— START —

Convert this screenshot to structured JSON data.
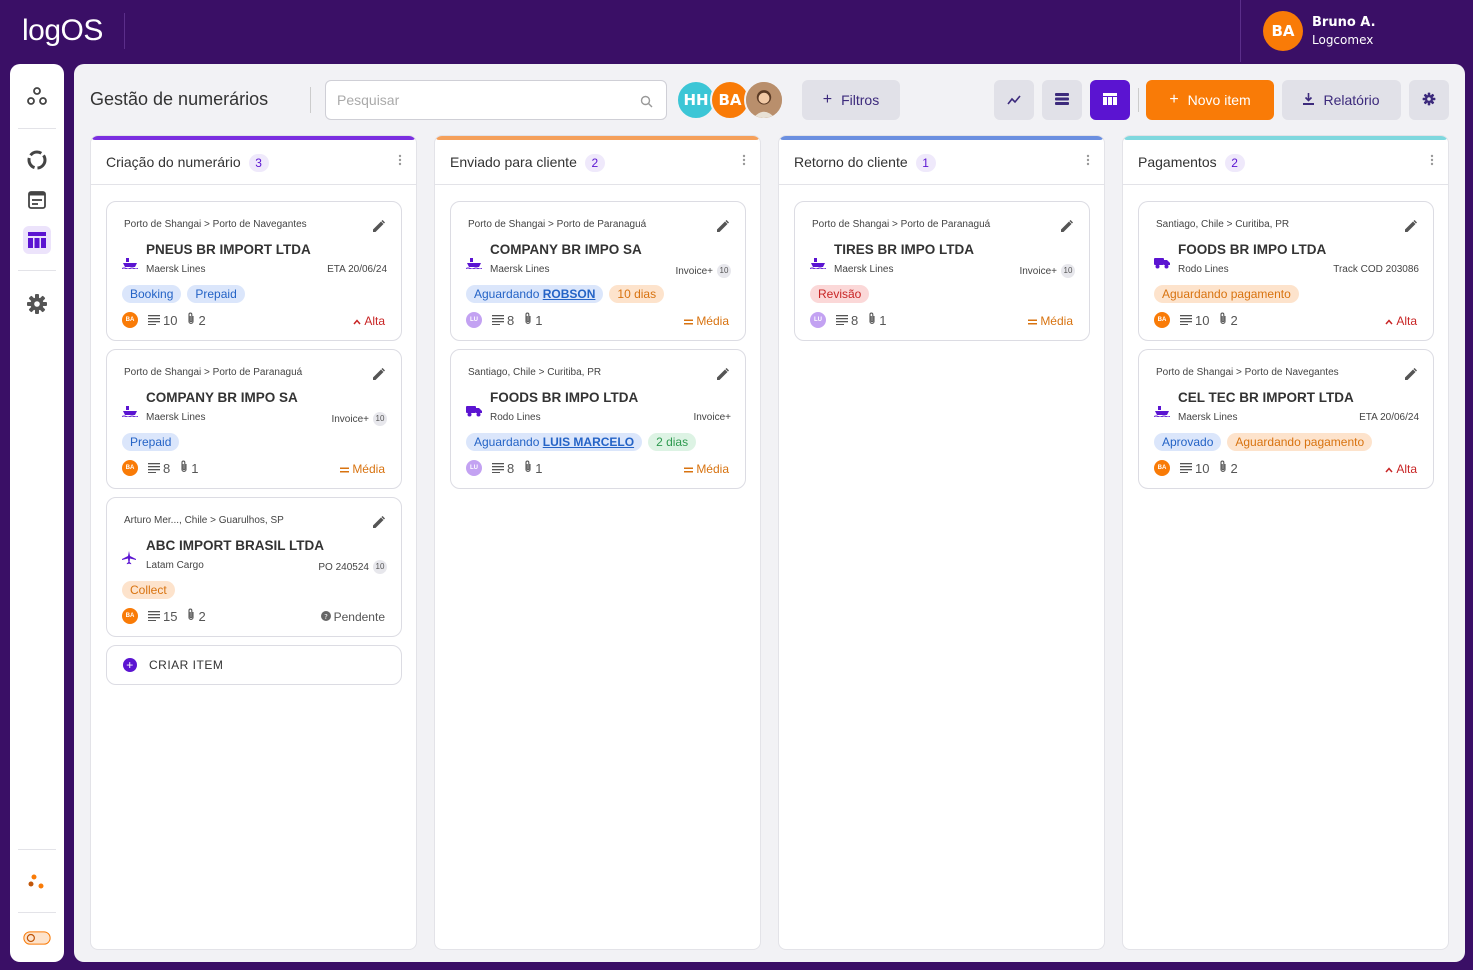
{
  "app": {
    "logo": "logOS"
  },
  "user": {
    "initials": "BA",
    "name": "Bruno A.",
    "company": "Logcomex"
  },
  "page": {
    "title": "Gestão de numerários"
  },
  "search": {
    "placeholder": "Pesquisar"
  },
  "team_avatars": [
    {
      "initials": "HH",
      "color": "#3cc6d6"
    },
    {
      "initials": "BA",
      "color": "#f97b07"
    },
    {
      "initials": "",
      "type": "photo"
    }
  ],
  "toolbar": {
    "filters_label": "Filtros",
    "new_item_label": "Novo item",
    "report_label": "Relatório",
    "active_view": "board"
  },
  "colors": {
    "brand": "#3a0f66",
    "accent": "#5b14d1",
    "orange": "#f97b07"
  },
  "columns": [
    {
      "title": "Criação do numerário",
      "count": "3",
      "color": "#7b2fe0",
      "create_label": "CRIAR ITEM",
      "cards": [
        {
          "route": "Porto de Shangai  >  Porto de Navegantes",
          "client": "PNEUS BR IMPORT LTDA",
          "mode": "ship",
          "carrier": "Maersk Lines",
          "ref": "ETA 20/06/24",
          "ref_badge": "",
          "tags": [
            {
              "label": "Booking",
              "style": "blue"
            },
            {
              "label": "Prepaid",
              "style": "blue"
            }
          ],
          "assignee": "BA",
          "docs": "10",
          "attachments": "2",
          "priority": "Alta"
        },
        {
          "route": "Porto de Shangai  >  Porto de Paranaguá",
          "client": "COMPANY BR IMPO SA",
          "mode": "ship",
          "carrier": "Maersk Lines",
          "ref": "Invoice+",
          "ref_badge": "10",
          "tags": [
            {
              "label": "Prepaid",
              "style": "blue"
            }
          ],
          "assignee": "BA",
          "docs": "8",
          "attachments": "1",
          "priority": "Média"
        },
        {
          "route": "Arturo Mer..., Chile  >  Guarulhos, SP",
          "client": "ABC IMPORT BRASIL LTDA",
          "mode": "plane",
          "carrier": "Latam Cargo",
          "ref": "PO 240524",
          "ref_badge": "10",
          "tags": [
            {
              "label": "Collect",
              "style": "orange"
            }
          ],
          "assignee": "BA",
          "docs": "15",
          "attachments": "2",
          "priority": "Pendente"
        }
      ]
    },
    {
      "title": "Enviado para cliente",
      "count": "2",
      "color": "#f5a05a",
      "cards": [
        {
          "route": "Porto de Shangai  >  Porto de Paranaguá",
          "client": "COMPANY BR IMPO SA",
          "mode": "ship",
          "carrier": "Maersk Lines",
          "ref": "Invoice+",
          "ref_badge": "10",
          "tags": [
            {
              "label": "Aguardando",
              "bold": "ROBSON",
              "style": "blue"
            },
            {
              "label": "10 dias",
              "style": "orange"
            }
          ],
          "assignee": "LU",
          "docs": "8",
          "attachments": "1",
          "priority": "Média"
        },
        {
          "route": "Santiago, Chile  >  Curitiba, PR",
          "client": "FOODS BR IMPO LTDA",
          "mode": "truck",
          "carrier": "Rodo Lines",
          "ref": "Invoice+",
          "ref_badge": "",
          "tags": [
            {
              "label": "Aguardando",
              "bold": "LUIS MARCELO",
              "style": "blue"
            },
            {
              "label": "2 dias",
              "style": "green"
            }
          ],
          "assignee": "LU",
          "docs": "8",
          "attachments": "1",
          "priority": "Média"
        }
      ]
    },
    {
      "title": "Retorno do cliente",
      "count": "1",
      "color": "#6b8fe0",
      "cards": [
        {
          "route": "Porto de Shangai  >  Porto de Paranaguá",
          "client": "TIRES BR IMPO LTDA",
          "mode": "ship",
          "carrier": "Maersk Lines",
          "ref": "Invoice+",
          "ref_badge": "10",
          "tags": [
            {
              "label": "Revisão",
              "style": "red"
            }
          ],
          "assignee": "LU",
          "docs": "8",
          "attachments": "1",
          "priority": "Média"
        }
      ]
    },
    {
      "title": "Pagamentos",
      "count": "2",
      "color": "#7fd8de",
      "cards": [
        {
          "route": "Santiago, Chile  >  Curitiba, PR",
          "client": "FOODS BR IMPO LTDA",
          "mode": "truck",
          "carrier": "Rodo Lines",
          "ref": "Track COD 203086",
          "ref_badge": "",
          "tags": [
            {
              "label": "Aguardando pagamento",
              "style": "orange"
            }
          ],
          "assignee": "BA",
          "docs": "10",
          "attachments": "2",
          "priority": "Alta"
        },
        {
          "route": "Porto de Shangai  >  Porto de Navegantes",
          "client": "CEL TEC BR IMPORT LTDA",
          "mode": "ship",
          "carrier": "Maersk Lines",
          "ref": "ETA 20/06/24",
          "ref_badge": "",
          "tags": [
            {
              "label": "Aprovado",
              "style": "blue"
            },
            {
              "label": "Aguardando pagamento",
              "style": "orange"
            }
          ],
          "assignee": "BA",
          "docs": "10",
          "attachments": "2",
          "priority": "Alta"
        }
      ]
    }
  ]
}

— END —

• **Exercise**
In the listing, find all lines with the string "initials" and copy them.

• **Reply**
    "initials": "BA",
      "initials": "HH",
      "initials": "BA",
      "initials": "",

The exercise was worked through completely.